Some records
-- Start --
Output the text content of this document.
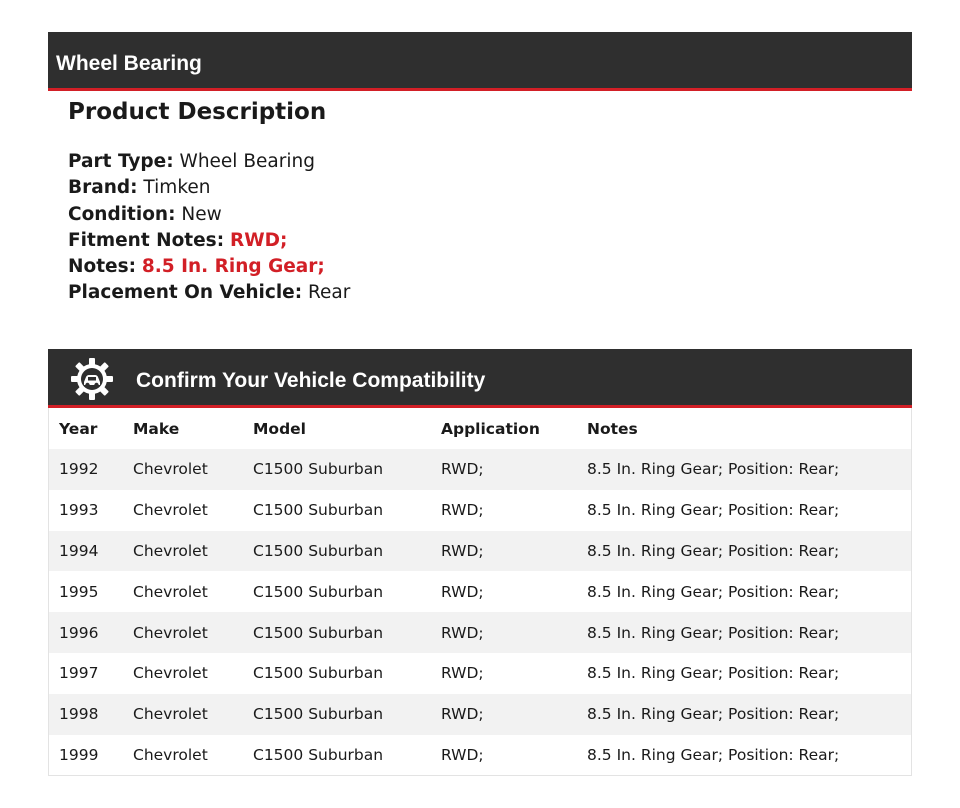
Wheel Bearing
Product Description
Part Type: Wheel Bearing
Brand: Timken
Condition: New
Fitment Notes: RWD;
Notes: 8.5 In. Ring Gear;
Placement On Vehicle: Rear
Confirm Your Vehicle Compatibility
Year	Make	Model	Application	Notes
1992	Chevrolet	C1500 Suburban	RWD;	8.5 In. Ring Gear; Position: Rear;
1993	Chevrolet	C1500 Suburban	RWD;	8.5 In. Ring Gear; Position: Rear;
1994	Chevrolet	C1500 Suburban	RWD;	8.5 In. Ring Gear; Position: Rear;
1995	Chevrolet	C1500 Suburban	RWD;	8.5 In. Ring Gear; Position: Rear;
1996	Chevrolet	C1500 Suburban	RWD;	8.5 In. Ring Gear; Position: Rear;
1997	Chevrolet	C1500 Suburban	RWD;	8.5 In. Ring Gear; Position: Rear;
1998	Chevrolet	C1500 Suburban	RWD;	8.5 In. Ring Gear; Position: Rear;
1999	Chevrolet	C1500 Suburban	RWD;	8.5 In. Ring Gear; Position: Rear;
-- End --
-- Start --
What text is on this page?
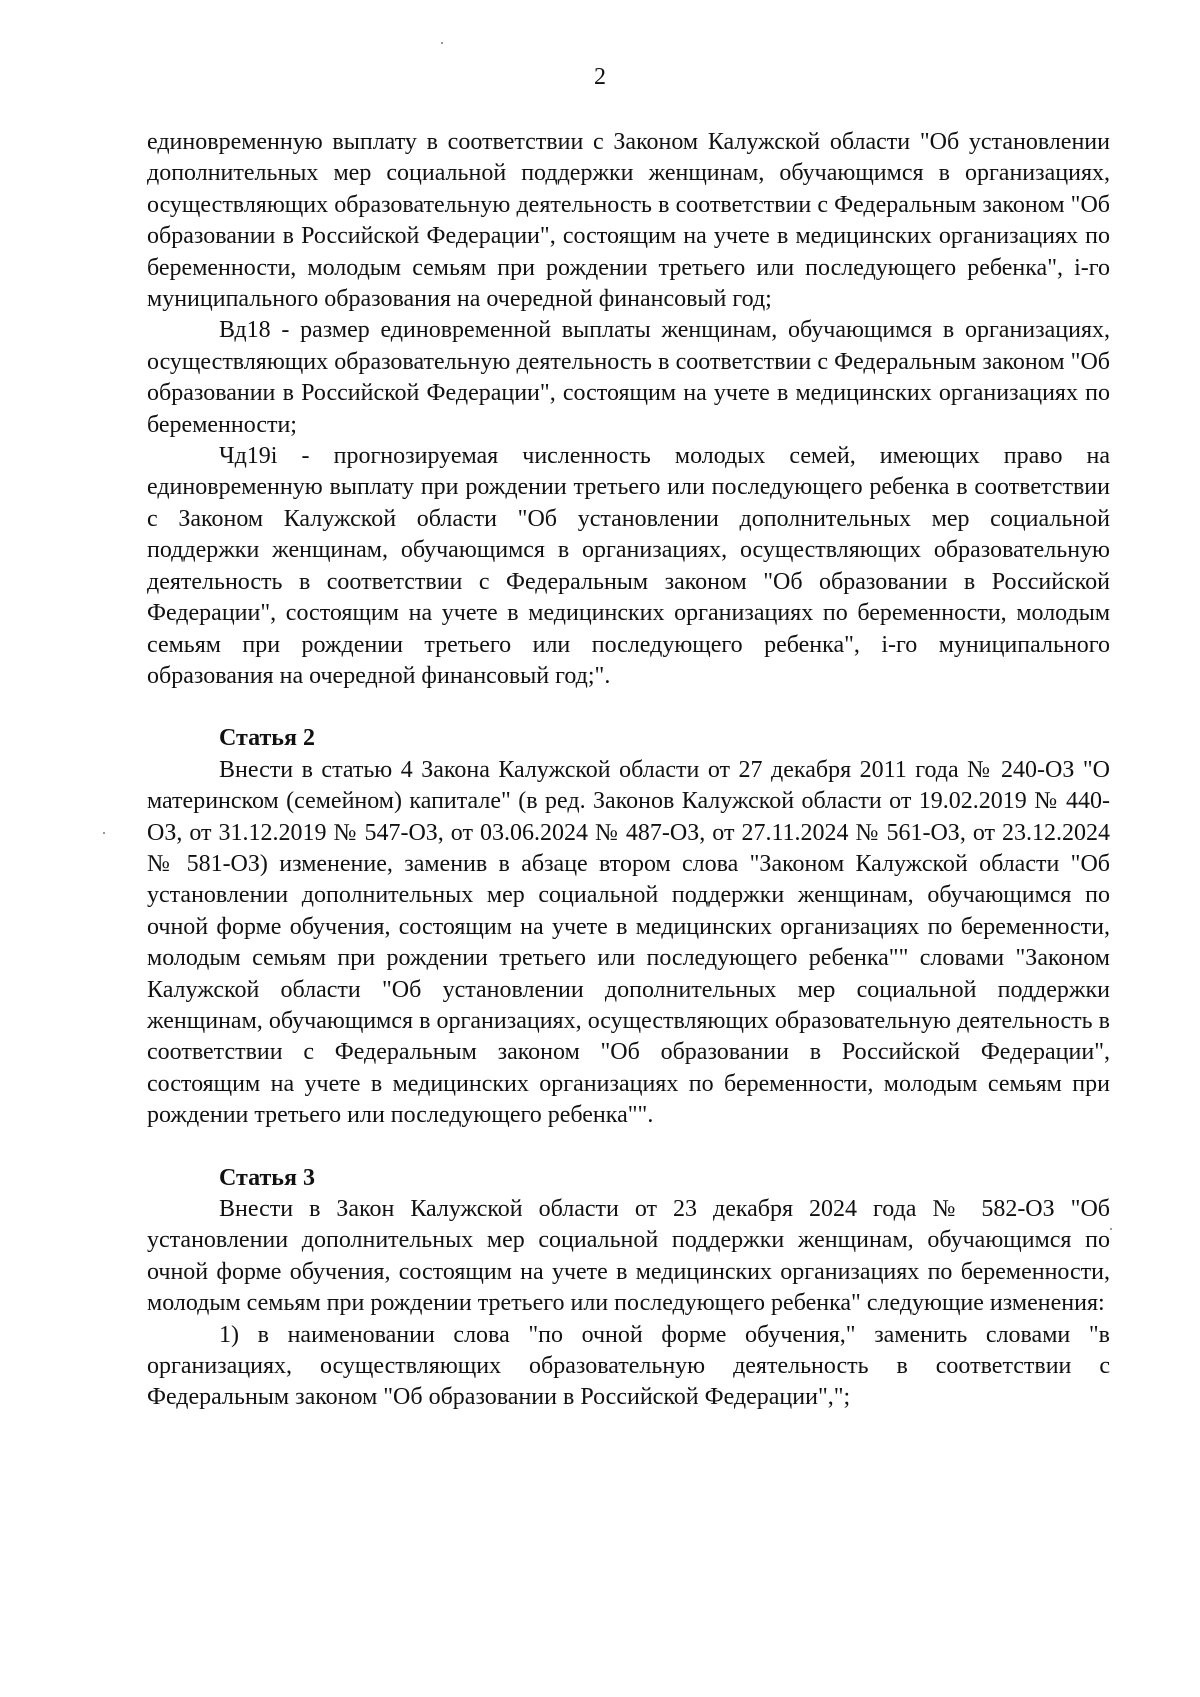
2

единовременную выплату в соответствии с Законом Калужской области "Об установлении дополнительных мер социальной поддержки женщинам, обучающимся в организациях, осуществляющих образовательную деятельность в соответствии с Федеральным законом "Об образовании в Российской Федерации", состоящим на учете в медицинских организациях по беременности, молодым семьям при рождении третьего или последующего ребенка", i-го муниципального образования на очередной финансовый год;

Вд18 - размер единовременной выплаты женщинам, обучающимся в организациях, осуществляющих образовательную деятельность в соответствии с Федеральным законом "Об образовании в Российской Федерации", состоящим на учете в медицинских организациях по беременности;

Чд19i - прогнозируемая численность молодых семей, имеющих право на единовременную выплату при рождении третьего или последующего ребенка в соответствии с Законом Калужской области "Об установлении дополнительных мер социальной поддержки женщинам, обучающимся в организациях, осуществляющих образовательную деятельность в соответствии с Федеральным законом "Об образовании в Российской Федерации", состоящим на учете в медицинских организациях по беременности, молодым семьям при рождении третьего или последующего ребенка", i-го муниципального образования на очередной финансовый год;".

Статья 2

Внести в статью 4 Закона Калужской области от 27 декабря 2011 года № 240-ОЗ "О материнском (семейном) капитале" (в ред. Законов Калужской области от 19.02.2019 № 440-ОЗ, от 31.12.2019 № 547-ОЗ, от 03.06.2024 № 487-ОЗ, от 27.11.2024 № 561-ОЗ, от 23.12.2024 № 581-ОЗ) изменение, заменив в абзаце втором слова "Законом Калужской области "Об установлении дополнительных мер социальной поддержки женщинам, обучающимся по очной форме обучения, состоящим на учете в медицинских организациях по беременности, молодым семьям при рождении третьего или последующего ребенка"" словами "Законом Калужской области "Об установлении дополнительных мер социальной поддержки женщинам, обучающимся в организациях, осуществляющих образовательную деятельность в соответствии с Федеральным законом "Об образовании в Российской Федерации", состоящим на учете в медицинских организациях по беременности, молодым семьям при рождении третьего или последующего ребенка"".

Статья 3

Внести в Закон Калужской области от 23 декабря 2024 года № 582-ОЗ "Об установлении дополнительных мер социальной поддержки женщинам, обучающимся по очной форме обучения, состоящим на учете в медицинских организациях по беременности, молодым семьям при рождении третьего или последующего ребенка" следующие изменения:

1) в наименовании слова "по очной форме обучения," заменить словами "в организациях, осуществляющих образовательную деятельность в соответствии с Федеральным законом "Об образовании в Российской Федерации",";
-- End --
# Goal:
In the material above, find each line that contains the word "Notes", and select it.

# Answer for the task:
Fitment Notes: RWD;
Notes: 8.5 In. Ring Gear;
Year	Make	Model	Application	Notes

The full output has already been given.